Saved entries
########
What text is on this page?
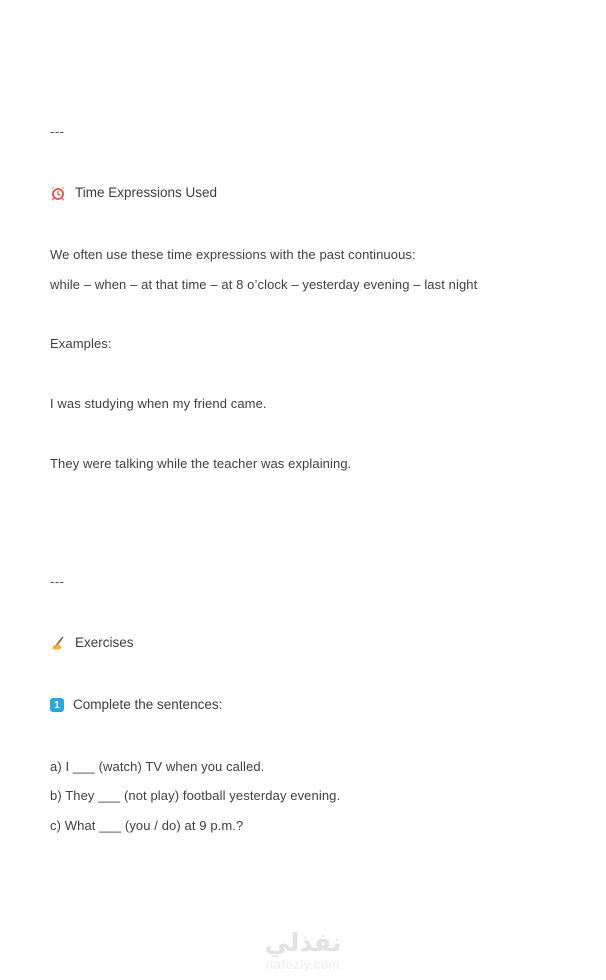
---
Time Expressions Used
We often use these time expressions with the past continuous:
while – when – at that time – at 8 o’clock – yesterday evening – last night
Examples:
I was studying when my friend came.
They were talking while the teacher was explaining.
---
Exercises
1 Complete the sentences:
a) I ___ (watch) TV when you called.
b) They ___ (not play) football yesterday evening.
c) What ___ (you / do) at 9 p.m.?
نفذلي
nafezly.com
########
Direction: Any pictures should be dropped; transcribe the rest of the records above exactly.

Task answer:
What text is on this page?
---
Time Expressions Used
We often use these time expressions with the past continuous:
while – when – at that time – at 8 o’clock – yesterday evening – last night
Examples:
I was studying when my friend came.
They were talking while the teacher was explaining.
---
Exercises
1 Complete the sentences:
a) I ___ (watch) TV when you called.
b) They ___ (not play) football yesterday evening.
c) What ___ (you / do) at 9 p.m.?
نفذلي
nafezly.com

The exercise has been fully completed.